Your instructions
Every record should be written out exactly, with the pictures left out.

Supplied material
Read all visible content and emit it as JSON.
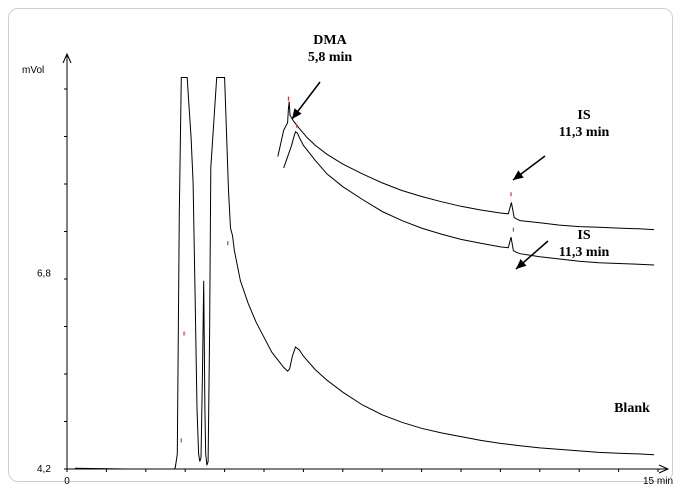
{
  "chart_data": {
    "type": "line",
    "title": "",
    "xlabel": "",
    "ylabel": "mVol",
    "x_unit_label": "min",
    "xlim": [
      0,
      15
    ],
    "ylim": [
      4.2,
      9.5
    ],
    "x_ticks": [
      {
        "value": 0,
        "label": "0"
      },
      {
        "value": 15,
        "label": "15 min"
      }
    ],
    "y_ticks": [
      {
        "value": 4.2,
        "label": "4,2"
      },
      {
        "value": 6.8,
        "label": "6,8"
      }
    ],
    "grid": false,
    "series": [
      {
        "x": [
          0.2,
          1.5,
          2.5,
          2.72,
          2.75,
          2.8,
          2.85,
          2.9,
          3.05,
          3.1,
          3.15,
          3.2,
          3.25,
          3.3,
          3.34,
          3.37,
          3.4,
          3.44,
          3.47,
          3.5,
          3.52,
          3.55,
          3.58,
          3.62,
          3.65,
          3.8,
          4.0,
          4.1,
          4.15,
          4.2,
          4.25,
          4.4,
          4.6,
          4.8,
          5.0,
          5.2,
          5.5,
          5.6,
          5.65,
          5.72,
          5.8,
          5.9,
          6.0,
          6.3,
          6.6,
          7.0,
          7.5,
          8.0,
          8.5,
          9.0,
          9.5,
          10.0,
          10.5,
          11.0,
          11.5,
          12.0,
          12.5,
          13.0,
          13.5,
          14.0,
          14.5,
          14.9
        ],
        "y": [
          4.21,
          4.2,
          4.2,
          4.2,
          4.22,
          4.4,
          7.6,
          9.4,
          9.4,
          9.0,
          8.6,
          8.0,
          6.5,
          5.0,
          4.4,
          4.3,
          4.35,
          5.5,
          6.7,
          5.0,
          4.4,
          4.25,
          4.3,
          6.0,
          8.2,
          9.4,
          9.4,
          7.9,
          7.4,
          7.3,
          7.1,
          6.7,
          6.4,
          6.15,
          5.95,
          5.75,
          5.55,
          5.5,
          5.53,
          5.7,
          5.82,
          5.78,
          5.7,
          5.52,
          5.38,
          5.22,
          5.05,
          4.92,
          4.82,
          4.74,
          4.68,
          4.63,
          4.58,
          4.54,
          4.51,
          4.48,
          4.46,
          4.44,
          4.42,
          4.41,
          4.4,
          4.39
        ]
      },
      {
        "x": [
          5.5,
          5.7,
          5.75,
          5.8,
          5.85,
          5.9,
          6.0,
          6.3,
          6.6,
          7.0,
          7.5,
          8.0,
          8.5,
          9.0,
          9.5,
          10.0,
          10.5,
          11.0,
          11.2,
          11.27,
          11.33,
          11.4,
          11.5,
          12.0,
          12.5,
          13.0,
          13.5,
          14.0,
          14.5,
          14.9
        ],
        "y": [
          8.2,
          8.5,
          8.6,
          8.68,
          8.66,
          8.6,
          8.5,
          8.3,
          8.12,
          7.95,
          7.78,
          7.62,
          7.5,
          7.4,
          7.32,
          7.25,
          7.2,
          7.15,
          7.14,
          7.28,
          7.1,
          7.08,
          7.06,
          7.02,
          6.99,
          6.96,
          6.94,
          6.93,
          6.92,
          6.91
        ]
      },
      {
        "x": [
          5.35,
          5.5,
          5.6,
          5.62,
          5.64,
          5.66,
          5.75,
          5.9,
          6.1,
          6.3,
          6.6,
          7.0,
          7.5,
          8.0,
          8.5,
          9.0,
          9.5,
          10.0,
          10.5,
          11.0,
          11.2,
          11.28,
          11.35,
          11.42,
          11.5,
          12.0,
          12.5,
          13.0,
          13.5,
          14.0,
          14.5,
          14.9
        ],
        "y": [
          8.35,
          8.7,
          8.8,
          8.98,
          9.08,
          8.9,
          8.82,
          8.72,
          8.6,
          8.5,
          8.38,
          8.25,
          8.12,
          8.0,
          7.9,
          7.82,
          7.75,
          7.69,
          7.64,
          7.6,
          7.59,
          7.74,
          7.54,
          7.52,
          7.5,
          7.47,
          7.44,
          7.42,
          7.41,
          7.4,
          7.39,
          7.38
        ]
      }
    ],
    "annotations": [
      {
        "line1": "DMA",
        "line2": "5,8 min"
      },
      {
        "line1": "IS",
        "line2": "11,3 min"
      },
      {
        "line1": "IS",
        "line2": "11,3 min"
      },
      {
        "line1": "Blank",
        "line2": ""
      }
    ],
    "peak_markers": [
      {
        "x": 2.9,
        "y": 4.58
      },
      {
        "x": 2.97,
        "y": 6.0
      },
      {
        "x": 4.08,
        "y": 7.2
      },
      {
        "x": 5.62,
        "y": 9.12
      },
      {
        "x": 5.83,
        "y": 8.76
      },
      {
        "x": 11.27,
        "y": 7.85
      },
      {
        "x": 11.33,
        "y": 7.38
      }
    ],
    "line_color": "#000000",
    "marker_color": "#e03030"
  }
}
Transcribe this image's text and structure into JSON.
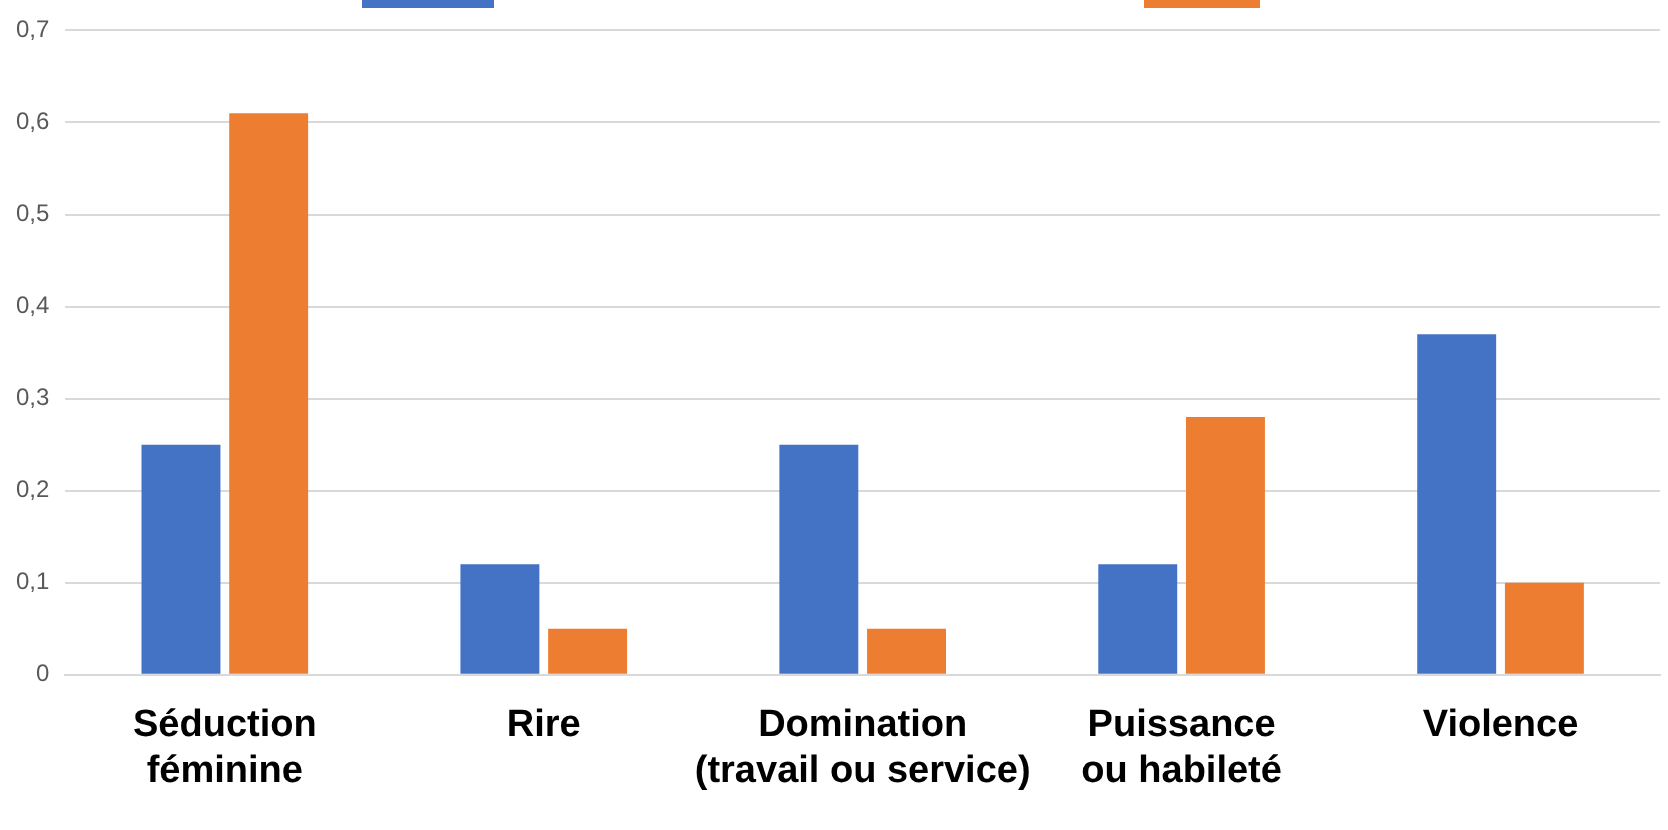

Result
Read all visible content and emit it as JSON.
{
  "chart_data": {
    "type": "line",
    "title": "",
    "xlabel": "",
    "ylabel": "mVol",
    "x_unit_label": "min",
    "xlim": [
      0,
      15
    ],
    "ylim": [
      4.2,
      9.5
    ],
    "x_ticks": [
      {
        "value": 0,
        "label": "0"
      },
      {
        "value": 15,
        "label": "15 min"
      }
    ],
    "y_ticks": [
      {
        "value": 4.2,
        "label": "4,2"
      },
      {
        "value": 6.8,
        "label": "6,8"
      }
    ],
    "grid": false,
    "series": [
      {
        "x": [
          0.2,
          1.5,
          2.5,
          2.72,
          2.75,
          2.8,
          2.85,
          2.9,
          3.05,
          3.1,
          3.15,
          3.2,
          3.25,
          3.3,
          3.34,
          3.37,
          3.4,
          3.44,
          3.47,
          3.5,
          3.52,
          3.55,
          3.58,
          3.62,
          3.65,
          3.8,
          4.0,
          4.1,
          4.15,
          4.2,
          4.25,
          4.4,
          4.6,
          4.8,
          5.0,
          5.2,
          5.5,
          5.6,
          5.65,
          5.72,
          5.8,
          5.9,
          6.0,
          6.3,
          6.6,
          7.0,
          7.5,
          8.0,
          8.5,
          9.0,
          9.5,
          10.0,
          10.5,
          11.0,
          11.5,
          12.0,
          12.5,
          13.0,
          13.5,
          14.0,
          14.5,
          14.9
        ],
        "y": [
          4.21,
          4.2,
          4.2,
          4.2,
          4.22,
          4.4,
          7.6,
          9.4,
          9.4,
          9.0,
          8.6,
          8.0,
          6.5,
          5.0,
          4.4,
          4.3,
          4.35,
          5.5,
          6.7,
          5.0,
          4.4,
          4.25,
          4.3,
          6.0,
          8.2,
          9.4,
          9.4,
          7.9,
          7.4,
          7.3,
          7.1,
          6.7,
          6.4,
          6.15,
          5.95,
          5.75,
          5.55,
          5.5,
          5.53,
          5.7,
          5.82,
          5.78,
          5.7,
          5.52,
          5.38,
          5.22,
          5.05,
          4.92,
          4.82,
          4.74,
          4.68,
          4.63,
          4.58,
          4.54,
          4.51,
          4.48,
          4.46,
          4.44,
          4.42,
          4.41,
          4.4,
          4.39
        ]
      },
      {
        "x": [
          5.5,
          5.7,
          5.75,
          5.8,
          5.85,
          5.9,
          6.0,
          6.3,
          6.6,
          7.0,
          7.5,
          8.0,
          8.5,
          9.0,
          9.5,
          10.0,
          10.5,
          11.0,
          11.2,
          11.27,
          11.33,
          11.4,
          11.5,
          12.0,
          12.5,
          13.0,
          13.5,
          14.0,
          14.5,
          14.9
        ],
        "y": [
          8.2,
          8.5,
          8.6,
          8.68,
          8.66,
          8.6,
          8.5,
          8.3,
          8.12,
          7.95,
          7.78,
          7.62,
          7.5,
          7.4,
          7.32,
          7.25,
          7.2,
          7.15,
          7.14,
          7.28,
          7.1,
          7.08,
          7.06,
          7.02,
          6.99,
          6.96,
          6.94,
          6.93,
          6.92,
          6.91
        ]
      },
      {
        "x": [
          5.35,
          5.5,
          5.6,
          5.62,
          5.64,
          5.66,
          5.75,
          5.9,
          6.1,
          6.3,
          6.6,
          7.0,
          7.5,
          8.0,
          8.5,
          9.0,
          9.5,
          10.0,
          10.5,
          11.0,
          11.2,
          11.28,
          11.35,
          11.42,
          11.5,
          12.0,
          12.5,
          13.0,
          13.5,
          14.0,
          14.5,
          14.9
        ],
        "y": [
          8.35,
          8.7,
          8.8,
          8.98,
          9.08,
          8.9,
          8.82,
          8.72,
          8.6,
          8.5,
          8.38,
          8.25,
          8.12,
          8.0,
          7.9,
          7.82,
          7.75,
          7.69,
          7.64,
          7.6,
          7.59,
          7.74,
          7.54,
          7.52,
          7.5,
          7.47,
          7.44,
          7.42,
          7.41,
          7.4,
          7.39,
          7.38
        ]
      }
    ],
    "annotations": [
      {
        "line1": "DMA",
        "line2": "5,8 min"
      },
      {
        "line1": "IS",
        "line2": "11,3 min"
      },
      {
        "line1": "IS",
        "line2": "11,3 min"
      },
      {
        "line1": "Blank",
        "line2": ""
      }
    ],
    "peak_markers": [
      {
        "x": 2.9,
        "y": 4.58
      },
      {
        "x": 2.97,
        "y": 6.0
      },
      {
        "x": 4.08,
        "y": 7.2
      },
      {
        "x": 5.62,
        "y": 9.12
      },
      {
        "x": 5.83,
        "y": 8.76
      },
      {
        "x": 11.27,
        "y": 7.85
      },
      {
        "x": 11.33,
        "y": 7.38
      }
    ],
    "line_color": "#000000",
    "marker_color": "#e03030"
  }
}
Transcribe this image's text and structure into JSON.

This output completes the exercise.